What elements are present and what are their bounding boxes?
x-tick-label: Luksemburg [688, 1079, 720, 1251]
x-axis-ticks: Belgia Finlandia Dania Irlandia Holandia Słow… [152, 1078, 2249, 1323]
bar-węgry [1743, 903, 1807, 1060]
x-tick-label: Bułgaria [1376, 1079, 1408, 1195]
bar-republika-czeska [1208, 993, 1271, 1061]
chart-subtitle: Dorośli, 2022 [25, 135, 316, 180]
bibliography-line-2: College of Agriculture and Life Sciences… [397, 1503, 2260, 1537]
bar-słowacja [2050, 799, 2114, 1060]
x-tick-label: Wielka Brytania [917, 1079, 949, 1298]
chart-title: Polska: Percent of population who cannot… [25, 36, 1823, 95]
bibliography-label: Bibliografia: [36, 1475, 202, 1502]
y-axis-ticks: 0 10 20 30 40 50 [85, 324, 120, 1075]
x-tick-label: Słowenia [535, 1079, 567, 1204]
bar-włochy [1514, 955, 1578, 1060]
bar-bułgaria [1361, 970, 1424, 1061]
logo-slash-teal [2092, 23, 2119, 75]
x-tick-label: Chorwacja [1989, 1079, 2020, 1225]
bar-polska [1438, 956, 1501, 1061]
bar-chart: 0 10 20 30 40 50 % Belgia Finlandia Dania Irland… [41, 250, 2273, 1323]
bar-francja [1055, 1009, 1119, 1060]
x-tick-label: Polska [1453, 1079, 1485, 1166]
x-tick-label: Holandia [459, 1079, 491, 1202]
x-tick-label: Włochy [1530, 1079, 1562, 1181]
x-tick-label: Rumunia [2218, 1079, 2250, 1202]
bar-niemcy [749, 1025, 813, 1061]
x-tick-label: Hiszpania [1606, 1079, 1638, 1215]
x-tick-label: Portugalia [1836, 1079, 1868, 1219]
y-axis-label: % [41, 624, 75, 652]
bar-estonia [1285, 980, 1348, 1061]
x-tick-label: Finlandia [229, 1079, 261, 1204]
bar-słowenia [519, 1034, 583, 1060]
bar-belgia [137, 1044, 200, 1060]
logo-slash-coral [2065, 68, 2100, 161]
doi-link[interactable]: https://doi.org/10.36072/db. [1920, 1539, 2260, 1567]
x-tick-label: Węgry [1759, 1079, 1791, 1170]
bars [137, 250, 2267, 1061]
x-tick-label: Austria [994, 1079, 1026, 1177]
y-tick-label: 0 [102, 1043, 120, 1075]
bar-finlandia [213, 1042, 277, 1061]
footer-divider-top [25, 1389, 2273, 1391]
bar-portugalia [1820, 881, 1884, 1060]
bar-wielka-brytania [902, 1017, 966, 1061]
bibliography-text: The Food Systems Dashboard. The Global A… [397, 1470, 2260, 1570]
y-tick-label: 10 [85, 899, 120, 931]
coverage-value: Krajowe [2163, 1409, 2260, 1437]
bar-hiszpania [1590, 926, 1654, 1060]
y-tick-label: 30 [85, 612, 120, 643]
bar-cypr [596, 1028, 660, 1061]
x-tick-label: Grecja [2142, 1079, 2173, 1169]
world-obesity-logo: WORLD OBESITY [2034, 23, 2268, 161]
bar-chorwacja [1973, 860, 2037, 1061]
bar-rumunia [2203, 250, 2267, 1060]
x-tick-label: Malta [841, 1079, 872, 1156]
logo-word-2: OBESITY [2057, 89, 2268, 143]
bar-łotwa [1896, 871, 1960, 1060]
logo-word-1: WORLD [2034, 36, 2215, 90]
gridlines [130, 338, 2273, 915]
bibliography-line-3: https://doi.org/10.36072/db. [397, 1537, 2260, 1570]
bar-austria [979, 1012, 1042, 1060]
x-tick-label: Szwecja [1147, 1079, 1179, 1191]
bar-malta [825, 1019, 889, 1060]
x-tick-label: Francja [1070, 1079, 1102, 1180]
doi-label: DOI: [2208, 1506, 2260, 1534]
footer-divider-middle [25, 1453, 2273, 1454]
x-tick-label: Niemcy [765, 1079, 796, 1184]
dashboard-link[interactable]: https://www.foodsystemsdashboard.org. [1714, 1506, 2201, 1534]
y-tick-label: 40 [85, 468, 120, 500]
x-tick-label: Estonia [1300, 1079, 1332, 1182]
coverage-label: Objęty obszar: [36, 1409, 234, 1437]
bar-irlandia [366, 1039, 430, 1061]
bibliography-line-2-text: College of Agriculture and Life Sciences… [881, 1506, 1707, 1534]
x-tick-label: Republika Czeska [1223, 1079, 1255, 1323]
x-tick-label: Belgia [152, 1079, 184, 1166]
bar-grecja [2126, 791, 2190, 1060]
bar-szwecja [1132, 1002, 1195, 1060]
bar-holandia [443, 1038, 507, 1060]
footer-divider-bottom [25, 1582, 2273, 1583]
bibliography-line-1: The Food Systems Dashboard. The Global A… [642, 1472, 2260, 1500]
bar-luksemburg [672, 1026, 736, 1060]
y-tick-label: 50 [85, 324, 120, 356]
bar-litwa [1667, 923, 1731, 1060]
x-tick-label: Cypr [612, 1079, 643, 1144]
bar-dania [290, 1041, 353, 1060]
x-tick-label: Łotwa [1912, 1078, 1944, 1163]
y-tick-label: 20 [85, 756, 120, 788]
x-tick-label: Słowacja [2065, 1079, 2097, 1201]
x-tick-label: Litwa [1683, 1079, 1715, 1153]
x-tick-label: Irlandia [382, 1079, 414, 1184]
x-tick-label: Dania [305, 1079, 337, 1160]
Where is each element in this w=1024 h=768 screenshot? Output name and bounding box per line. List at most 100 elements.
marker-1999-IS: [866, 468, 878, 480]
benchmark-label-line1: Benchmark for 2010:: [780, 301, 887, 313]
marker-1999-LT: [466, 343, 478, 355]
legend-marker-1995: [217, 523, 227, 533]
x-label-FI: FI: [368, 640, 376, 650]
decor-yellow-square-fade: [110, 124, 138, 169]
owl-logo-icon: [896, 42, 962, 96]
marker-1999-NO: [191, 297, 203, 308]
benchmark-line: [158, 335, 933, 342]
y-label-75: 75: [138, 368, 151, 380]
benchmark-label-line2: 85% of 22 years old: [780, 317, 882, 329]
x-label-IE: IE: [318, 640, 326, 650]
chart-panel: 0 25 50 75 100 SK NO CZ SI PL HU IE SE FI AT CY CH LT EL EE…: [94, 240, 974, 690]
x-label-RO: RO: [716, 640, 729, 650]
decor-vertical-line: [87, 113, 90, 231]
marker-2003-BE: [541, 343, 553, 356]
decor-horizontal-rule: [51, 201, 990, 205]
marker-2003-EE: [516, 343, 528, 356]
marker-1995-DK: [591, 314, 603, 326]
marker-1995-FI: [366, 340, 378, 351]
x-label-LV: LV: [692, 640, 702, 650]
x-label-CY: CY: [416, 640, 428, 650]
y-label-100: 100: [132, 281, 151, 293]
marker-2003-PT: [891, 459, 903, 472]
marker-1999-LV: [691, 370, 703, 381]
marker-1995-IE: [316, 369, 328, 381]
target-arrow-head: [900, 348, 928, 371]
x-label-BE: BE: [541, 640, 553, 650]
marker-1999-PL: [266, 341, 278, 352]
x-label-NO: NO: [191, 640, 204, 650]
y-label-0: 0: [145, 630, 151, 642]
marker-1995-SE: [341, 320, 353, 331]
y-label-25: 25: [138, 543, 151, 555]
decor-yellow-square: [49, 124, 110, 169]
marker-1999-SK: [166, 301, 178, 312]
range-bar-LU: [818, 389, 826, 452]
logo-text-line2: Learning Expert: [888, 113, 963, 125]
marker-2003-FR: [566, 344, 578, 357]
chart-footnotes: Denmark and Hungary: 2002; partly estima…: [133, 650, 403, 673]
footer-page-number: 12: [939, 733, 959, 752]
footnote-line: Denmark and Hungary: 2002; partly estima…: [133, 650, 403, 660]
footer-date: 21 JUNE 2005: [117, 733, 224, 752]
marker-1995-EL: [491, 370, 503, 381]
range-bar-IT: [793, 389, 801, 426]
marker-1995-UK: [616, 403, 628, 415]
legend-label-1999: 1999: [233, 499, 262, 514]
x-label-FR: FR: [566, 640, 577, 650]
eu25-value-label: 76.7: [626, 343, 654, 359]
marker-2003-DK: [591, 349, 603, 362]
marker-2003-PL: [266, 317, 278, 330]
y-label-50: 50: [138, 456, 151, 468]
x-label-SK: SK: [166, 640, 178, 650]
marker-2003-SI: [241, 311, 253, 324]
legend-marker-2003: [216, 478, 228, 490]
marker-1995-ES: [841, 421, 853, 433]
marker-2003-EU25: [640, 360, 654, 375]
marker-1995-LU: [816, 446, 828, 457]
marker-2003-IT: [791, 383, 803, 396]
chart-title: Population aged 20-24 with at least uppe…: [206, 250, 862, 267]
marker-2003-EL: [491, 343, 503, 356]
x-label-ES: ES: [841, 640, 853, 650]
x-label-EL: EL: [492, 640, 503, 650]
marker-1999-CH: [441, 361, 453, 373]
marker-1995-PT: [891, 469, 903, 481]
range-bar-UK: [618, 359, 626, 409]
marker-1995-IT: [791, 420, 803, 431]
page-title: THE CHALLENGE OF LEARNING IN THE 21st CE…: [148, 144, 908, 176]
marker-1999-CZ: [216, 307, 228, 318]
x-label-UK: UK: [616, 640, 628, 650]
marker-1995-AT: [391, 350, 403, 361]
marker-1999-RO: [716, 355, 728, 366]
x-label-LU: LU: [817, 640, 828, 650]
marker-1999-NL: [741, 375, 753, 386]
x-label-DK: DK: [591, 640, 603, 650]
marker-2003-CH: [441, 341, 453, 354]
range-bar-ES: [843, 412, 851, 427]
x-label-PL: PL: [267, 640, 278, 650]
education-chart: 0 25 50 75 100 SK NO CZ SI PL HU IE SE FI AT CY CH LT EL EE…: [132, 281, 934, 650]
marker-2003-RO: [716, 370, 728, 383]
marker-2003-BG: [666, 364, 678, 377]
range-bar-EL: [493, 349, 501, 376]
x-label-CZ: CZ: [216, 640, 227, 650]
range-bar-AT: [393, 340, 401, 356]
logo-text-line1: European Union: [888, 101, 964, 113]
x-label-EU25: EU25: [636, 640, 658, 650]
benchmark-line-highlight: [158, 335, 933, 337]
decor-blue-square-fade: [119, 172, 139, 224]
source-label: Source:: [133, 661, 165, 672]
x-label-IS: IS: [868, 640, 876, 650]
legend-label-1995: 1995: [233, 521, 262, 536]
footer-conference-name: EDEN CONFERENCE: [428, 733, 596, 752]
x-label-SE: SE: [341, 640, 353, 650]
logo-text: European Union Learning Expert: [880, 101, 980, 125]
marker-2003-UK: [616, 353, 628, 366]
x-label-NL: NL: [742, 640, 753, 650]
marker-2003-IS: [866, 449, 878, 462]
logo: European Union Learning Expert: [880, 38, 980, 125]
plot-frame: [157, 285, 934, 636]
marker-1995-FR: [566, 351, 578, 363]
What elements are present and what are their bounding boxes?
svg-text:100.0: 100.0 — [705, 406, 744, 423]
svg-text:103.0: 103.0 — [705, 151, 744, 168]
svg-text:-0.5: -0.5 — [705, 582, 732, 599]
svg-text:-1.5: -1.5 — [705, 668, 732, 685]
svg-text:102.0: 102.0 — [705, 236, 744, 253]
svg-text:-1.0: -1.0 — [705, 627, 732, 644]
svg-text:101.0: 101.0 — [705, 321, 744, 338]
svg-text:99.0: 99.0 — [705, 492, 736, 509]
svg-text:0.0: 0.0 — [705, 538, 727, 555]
━━━
### Directions
Quote the rows above word for word, from the first row through the row containing "bar-republika-czeska [1208, 993, 1271, 1061]", with that row included.

### Answer for this exercise
What elements are present and what are their bounding boxes?
x-tick-label: Luksemburg [688, 1079, 720, 1251]
x-axis-ticks: Belgia Finlandia Dania Irlandia Holandia Słow… [152, 1078, 2249, 1323]
bar-węgry [1743, 903, 1807, 1060]
x-tick-label: Bułgaria [1376, 1079, 1408, 1195]
bar-republika-czeska [1208, 993, 1271, 1061]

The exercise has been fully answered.